Stated goal 1
Reproduce the passage on merging datasets from "Now let's look" up to and including "perform a merge.".
Stated goal 2
In the passage on merging datasets, what is the variable called that appears in both datasets and is stored in exactly the same way?
Stated goal 3
Decide whether each statement agrees with the passage on merging datasets, and answer yes or no with the words that settle it:
(a) A string code is preferred over a numeric code for performing a merge.
(b) In the merge described, in_class_data.dta is the "master" file.
(c) The example works with two datasets.

Passage to read
__________________________________________________

In this example, we have two datasets, in_class_data and statepolitical, and we want to use variables from both in one analysis. So, we have to merge them together.
The first thing to do is identify a variable that appears in both datasets, and that is stored in exactly the same way, which will allow the software to match up information in both datasets. This is called the key variable. In both datasets, we have variables that describe states.
use in_class_data, clear codebook state codebook statefips
How do these variables differ?
Now let's look at the other dataset
use statepolitical.dta, clear codebook state codebook statefips
It's better to use a numeric code rather than string (text) to perform a merge.
Now let's go back to the previous dataset. We want to merge the statepolitical dataset to in_class_data, so we want in_class_data to be open while we are merging. in_class_data.dta is called the "master" file, while statepolitical.dta will be the "using" file.

__________________________________________________

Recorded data
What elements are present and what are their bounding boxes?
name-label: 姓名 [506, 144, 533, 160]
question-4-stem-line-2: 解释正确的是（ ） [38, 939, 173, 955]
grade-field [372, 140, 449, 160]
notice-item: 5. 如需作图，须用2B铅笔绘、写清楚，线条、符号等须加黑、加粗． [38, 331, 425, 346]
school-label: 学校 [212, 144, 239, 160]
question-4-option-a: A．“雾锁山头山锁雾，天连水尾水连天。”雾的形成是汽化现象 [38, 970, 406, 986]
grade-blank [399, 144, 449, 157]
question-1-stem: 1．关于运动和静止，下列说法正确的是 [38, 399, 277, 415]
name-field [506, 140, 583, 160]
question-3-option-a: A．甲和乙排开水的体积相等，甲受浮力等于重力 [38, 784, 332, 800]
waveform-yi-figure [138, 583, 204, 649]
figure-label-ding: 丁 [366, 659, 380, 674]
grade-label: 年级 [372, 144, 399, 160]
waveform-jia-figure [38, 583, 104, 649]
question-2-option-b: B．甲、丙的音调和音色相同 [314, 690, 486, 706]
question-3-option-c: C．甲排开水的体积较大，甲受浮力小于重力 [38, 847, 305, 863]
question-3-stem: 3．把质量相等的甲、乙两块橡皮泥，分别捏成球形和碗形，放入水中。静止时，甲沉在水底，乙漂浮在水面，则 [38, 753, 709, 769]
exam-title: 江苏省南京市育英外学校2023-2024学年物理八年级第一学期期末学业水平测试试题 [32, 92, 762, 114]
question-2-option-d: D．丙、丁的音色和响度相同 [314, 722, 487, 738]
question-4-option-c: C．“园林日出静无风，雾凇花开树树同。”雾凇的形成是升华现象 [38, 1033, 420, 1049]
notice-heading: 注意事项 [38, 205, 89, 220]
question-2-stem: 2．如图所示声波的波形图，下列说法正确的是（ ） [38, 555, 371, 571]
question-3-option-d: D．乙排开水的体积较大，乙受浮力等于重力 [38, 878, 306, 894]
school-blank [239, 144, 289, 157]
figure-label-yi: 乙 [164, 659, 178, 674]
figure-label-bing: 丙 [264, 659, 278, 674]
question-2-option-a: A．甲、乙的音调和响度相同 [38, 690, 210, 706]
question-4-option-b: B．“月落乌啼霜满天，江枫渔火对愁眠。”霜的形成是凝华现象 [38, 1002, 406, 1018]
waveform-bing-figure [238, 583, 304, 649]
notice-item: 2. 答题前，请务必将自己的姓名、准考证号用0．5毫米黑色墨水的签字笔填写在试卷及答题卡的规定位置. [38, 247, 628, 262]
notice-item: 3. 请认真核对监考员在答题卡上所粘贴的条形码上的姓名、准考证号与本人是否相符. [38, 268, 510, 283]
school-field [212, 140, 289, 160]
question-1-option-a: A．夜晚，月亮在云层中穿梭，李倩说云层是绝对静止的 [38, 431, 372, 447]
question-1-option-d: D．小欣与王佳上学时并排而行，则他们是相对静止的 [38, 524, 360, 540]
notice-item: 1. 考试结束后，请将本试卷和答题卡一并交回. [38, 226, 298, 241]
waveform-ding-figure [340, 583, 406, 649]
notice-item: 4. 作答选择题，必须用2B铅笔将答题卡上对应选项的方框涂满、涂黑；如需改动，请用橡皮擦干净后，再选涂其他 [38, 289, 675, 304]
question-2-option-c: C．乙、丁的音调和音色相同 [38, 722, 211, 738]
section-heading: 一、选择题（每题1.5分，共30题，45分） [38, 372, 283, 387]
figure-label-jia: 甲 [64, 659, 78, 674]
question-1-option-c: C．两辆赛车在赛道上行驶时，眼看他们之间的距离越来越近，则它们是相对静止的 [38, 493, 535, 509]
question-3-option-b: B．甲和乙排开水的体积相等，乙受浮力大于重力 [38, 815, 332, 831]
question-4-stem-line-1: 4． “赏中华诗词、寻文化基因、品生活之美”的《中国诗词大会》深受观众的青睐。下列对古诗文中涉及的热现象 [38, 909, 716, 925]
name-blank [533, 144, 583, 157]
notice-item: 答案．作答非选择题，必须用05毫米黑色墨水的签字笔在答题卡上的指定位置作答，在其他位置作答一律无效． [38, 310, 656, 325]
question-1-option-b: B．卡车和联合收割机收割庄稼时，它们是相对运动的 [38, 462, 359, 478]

__________________________________________________

Written solution 1
Now let's look at the other dataset
use statepolitical.dta, clear codebook state codebook statefips
It's better to use a numeric code rather than string (text) to perform a merge.

Written solution 2
It is called the key variable.

Written solution 3
(a) No: "It's better to use a numeric code rather than string (text) to perform a merge."
(b) Yes: "in_class_data.dta is called the "master" file"
(c) Yes: "we have two datasets, in_class_data and statepolitical"